Check every line below for the word "economic" and copy the ones that have it.

** start **

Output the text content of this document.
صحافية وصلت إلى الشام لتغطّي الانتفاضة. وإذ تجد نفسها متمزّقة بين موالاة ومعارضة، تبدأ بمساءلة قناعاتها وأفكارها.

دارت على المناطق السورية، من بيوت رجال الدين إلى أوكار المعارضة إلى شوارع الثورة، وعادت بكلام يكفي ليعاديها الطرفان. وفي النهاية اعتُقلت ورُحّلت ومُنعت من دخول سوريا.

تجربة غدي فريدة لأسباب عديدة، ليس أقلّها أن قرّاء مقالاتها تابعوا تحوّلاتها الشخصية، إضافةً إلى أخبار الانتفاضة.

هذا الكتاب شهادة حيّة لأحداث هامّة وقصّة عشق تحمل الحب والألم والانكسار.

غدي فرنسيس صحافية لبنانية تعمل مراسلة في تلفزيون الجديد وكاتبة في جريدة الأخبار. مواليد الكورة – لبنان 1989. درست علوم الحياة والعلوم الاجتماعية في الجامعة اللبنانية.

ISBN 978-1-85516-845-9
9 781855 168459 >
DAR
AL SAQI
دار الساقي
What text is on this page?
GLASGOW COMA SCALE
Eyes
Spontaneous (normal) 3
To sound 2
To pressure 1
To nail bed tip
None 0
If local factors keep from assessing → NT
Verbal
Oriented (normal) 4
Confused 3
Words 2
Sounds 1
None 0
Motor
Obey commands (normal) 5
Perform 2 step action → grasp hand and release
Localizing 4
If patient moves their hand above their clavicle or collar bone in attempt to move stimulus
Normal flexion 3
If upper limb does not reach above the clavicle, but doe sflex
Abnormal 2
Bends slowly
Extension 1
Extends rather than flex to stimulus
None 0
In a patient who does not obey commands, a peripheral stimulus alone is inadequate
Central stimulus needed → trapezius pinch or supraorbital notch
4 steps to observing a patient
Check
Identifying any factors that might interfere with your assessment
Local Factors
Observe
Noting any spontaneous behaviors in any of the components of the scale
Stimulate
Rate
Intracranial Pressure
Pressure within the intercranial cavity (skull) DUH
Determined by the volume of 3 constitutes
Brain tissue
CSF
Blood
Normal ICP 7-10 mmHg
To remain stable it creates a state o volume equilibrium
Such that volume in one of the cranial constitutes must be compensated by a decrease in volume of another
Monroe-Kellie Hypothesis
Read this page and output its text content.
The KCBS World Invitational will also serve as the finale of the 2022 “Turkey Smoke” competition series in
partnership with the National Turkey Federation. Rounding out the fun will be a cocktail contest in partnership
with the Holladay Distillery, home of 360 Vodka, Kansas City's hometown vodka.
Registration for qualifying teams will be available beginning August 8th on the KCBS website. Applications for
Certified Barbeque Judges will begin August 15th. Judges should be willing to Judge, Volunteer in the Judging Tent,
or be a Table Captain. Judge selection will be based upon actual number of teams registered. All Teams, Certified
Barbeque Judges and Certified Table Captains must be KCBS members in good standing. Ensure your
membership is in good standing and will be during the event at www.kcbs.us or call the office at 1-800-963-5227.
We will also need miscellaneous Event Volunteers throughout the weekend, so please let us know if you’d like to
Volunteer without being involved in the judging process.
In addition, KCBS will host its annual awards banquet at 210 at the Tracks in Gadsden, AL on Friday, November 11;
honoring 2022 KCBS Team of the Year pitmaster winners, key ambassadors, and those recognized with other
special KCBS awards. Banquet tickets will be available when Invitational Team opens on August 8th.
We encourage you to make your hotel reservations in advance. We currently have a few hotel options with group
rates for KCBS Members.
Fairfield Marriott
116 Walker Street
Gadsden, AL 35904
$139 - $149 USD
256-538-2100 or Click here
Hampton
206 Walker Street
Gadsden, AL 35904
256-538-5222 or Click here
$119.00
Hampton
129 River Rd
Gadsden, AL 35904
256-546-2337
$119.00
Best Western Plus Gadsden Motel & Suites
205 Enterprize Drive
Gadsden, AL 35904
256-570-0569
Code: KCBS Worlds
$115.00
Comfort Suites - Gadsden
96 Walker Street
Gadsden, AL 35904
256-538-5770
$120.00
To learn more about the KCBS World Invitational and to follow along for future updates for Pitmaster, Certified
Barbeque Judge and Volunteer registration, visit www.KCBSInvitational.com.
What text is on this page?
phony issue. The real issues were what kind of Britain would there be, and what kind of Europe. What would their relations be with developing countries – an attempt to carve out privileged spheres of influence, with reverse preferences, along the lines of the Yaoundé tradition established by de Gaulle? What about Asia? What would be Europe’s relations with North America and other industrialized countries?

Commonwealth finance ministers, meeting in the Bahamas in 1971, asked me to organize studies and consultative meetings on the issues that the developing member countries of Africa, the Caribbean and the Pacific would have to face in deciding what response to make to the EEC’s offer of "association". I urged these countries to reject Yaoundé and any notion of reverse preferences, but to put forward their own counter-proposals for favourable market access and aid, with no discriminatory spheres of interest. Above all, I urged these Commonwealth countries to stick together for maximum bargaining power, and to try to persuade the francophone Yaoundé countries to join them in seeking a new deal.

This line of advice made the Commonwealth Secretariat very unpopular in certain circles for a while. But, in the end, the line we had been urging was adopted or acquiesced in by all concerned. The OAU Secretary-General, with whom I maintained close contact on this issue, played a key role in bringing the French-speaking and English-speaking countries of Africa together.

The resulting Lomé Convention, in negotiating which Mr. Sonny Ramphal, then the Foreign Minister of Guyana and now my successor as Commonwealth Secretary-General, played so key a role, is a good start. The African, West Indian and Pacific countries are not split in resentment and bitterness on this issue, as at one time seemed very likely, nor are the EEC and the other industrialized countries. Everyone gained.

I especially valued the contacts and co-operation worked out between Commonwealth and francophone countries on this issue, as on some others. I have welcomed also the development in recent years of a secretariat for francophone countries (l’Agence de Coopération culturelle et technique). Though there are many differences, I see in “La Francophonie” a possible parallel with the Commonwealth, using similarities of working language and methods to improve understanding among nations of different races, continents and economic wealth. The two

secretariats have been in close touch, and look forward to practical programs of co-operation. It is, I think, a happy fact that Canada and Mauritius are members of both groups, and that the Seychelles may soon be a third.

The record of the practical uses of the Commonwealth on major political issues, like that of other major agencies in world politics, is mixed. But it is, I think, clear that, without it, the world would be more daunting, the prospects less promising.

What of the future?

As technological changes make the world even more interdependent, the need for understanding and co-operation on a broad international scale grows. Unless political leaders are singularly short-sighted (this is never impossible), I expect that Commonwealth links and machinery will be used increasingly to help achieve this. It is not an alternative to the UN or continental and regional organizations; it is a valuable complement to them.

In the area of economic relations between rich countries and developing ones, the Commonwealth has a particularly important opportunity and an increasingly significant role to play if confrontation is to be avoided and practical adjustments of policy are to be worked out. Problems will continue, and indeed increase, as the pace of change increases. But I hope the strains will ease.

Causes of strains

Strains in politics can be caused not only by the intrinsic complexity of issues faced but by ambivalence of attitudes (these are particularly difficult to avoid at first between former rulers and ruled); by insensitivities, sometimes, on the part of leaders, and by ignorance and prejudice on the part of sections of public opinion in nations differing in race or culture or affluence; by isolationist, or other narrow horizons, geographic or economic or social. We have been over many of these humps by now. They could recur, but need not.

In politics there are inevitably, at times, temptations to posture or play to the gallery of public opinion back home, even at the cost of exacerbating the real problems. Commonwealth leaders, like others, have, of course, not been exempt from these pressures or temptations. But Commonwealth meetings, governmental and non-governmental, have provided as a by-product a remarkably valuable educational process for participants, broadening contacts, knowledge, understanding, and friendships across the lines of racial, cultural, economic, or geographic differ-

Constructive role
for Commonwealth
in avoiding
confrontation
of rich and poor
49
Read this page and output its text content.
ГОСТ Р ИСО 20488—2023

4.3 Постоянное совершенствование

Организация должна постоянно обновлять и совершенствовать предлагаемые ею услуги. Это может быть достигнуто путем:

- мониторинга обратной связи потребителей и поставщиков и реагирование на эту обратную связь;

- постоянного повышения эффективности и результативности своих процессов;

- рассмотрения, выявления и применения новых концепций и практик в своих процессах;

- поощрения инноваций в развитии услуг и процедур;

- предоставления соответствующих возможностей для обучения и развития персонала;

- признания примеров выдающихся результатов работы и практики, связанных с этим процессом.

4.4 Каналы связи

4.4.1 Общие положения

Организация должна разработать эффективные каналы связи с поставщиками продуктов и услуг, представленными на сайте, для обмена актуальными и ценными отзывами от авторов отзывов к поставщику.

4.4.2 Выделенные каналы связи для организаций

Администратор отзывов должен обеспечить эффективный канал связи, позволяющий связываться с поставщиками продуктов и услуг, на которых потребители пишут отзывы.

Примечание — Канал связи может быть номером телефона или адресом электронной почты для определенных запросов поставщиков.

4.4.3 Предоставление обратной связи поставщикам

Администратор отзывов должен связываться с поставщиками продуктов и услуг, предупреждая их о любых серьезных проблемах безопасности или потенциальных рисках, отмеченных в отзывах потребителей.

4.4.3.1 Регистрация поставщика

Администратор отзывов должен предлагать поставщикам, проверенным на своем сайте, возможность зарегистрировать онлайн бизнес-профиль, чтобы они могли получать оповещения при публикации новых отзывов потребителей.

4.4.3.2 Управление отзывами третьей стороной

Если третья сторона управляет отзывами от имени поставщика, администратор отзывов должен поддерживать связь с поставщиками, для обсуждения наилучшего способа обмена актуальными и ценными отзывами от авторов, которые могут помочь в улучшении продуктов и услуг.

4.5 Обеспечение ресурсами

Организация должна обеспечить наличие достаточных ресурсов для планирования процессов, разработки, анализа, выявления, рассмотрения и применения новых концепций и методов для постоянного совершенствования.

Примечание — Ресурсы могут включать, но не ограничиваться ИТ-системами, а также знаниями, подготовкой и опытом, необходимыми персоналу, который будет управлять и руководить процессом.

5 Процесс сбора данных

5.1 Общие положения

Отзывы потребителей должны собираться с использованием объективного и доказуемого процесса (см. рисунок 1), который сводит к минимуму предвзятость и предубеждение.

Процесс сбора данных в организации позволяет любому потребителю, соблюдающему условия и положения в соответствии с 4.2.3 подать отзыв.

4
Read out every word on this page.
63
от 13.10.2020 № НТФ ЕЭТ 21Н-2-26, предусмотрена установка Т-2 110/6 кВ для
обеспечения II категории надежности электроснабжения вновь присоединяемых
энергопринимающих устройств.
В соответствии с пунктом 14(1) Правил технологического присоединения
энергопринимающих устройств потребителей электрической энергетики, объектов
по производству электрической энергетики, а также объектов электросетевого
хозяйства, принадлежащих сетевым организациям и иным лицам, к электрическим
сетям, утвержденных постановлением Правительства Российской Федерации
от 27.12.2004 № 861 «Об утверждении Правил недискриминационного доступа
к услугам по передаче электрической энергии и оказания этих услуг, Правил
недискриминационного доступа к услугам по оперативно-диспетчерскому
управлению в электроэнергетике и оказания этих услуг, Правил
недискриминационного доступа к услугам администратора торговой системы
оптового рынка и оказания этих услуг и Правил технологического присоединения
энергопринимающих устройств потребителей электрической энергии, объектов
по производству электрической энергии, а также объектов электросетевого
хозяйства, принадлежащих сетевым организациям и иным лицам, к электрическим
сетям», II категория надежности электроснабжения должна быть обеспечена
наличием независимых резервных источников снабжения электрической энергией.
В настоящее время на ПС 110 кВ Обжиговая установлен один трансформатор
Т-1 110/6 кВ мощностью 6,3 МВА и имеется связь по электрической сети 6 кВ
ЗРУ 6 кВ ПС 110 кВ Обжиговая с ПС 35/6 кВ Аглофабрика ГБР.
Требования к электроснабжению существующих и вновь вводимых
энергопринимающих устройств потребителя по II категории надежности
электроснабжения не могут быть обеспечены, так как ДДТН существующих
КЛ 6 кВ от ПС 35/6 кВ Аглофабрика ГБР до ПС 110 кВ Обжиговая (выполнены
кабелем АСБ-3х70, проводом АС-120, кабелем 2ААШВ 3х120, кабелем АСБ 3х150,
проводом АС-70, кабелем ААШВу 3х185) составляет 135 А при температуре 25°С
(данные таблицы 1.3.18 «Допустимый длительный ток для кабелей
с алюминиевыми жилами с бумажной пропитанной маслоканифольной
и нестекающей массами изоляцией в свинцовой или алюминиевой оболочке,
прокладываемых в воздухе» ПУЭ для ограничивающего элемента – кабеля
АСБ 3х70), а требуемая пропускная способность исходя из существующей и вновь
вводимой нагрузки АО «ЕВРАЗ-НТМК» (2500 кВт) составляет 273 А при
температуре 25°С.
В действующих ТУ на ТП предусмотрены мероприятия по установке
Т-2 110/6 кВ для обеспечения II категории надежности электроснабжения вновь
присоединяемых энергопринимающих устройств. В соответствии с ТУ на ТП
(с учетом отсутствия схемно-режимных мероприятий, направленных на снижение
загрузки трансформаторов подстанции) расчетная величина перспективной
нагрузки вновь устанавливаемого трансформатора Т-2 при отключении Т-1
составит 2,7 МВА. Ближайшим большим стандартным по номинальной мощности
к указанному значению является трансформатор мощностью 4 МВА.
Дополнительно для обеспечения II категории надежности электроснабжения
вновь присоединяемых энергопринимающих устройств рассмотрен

** end **

#### Written solution
I especially valued the contacts and co-operation worked out between Commonwealth and francophone countries on this issue, as on some others. I have welcomed also the development in recent years of a secretariat for francophone countries (l’Agence de Coopération culturelle et technique). Though there are many differences, I see in “La Francophonie” a possible parallel with the Commonwealth, using similarities of working language and methods to improve understanding among nations of different races, continents and economic wealth. The two
In the area of economic relations between rich countries and developing ones, the Commonwealth has a particularly important opportunity and an increasingly significant role to play if confrontation is to be avoided and practical adjustments of policy are to be worked out. Problems will continue, and indeed increase, as the pace of change increases. But I hope the strains will ease.
Strains in politics can be caused not only by the intrinsic complexity of issues faced but by ambivalence of attitudes (these are particularly difficult to avoid at first between former rulers and ruled); by insensitivities, sometimes, on the part of leaders, and by ignorance and prejudice on the part of sections of public opinion in nations differing in race or culture or affluence; by isolationist, or other narrow horizons, geographic or economic or social. We have been over many of these humps by now. They could recur, but need not.
In politics there are inevitably, at times, temptations to posture or play to the gallery of public opinion back home, even at the cost of exacerbating the real problems. Commonwealth leaders, like others, have, of course, not been exempt from these pressures or temptations. But Commonwealth meetings, governmental and non-governmental, have provided as a by-product a remarkably valuable educational process for participants, broadening contacts, knowledge, understanding, and friendships across the lines of racial, cultural, economic, or geographic differ-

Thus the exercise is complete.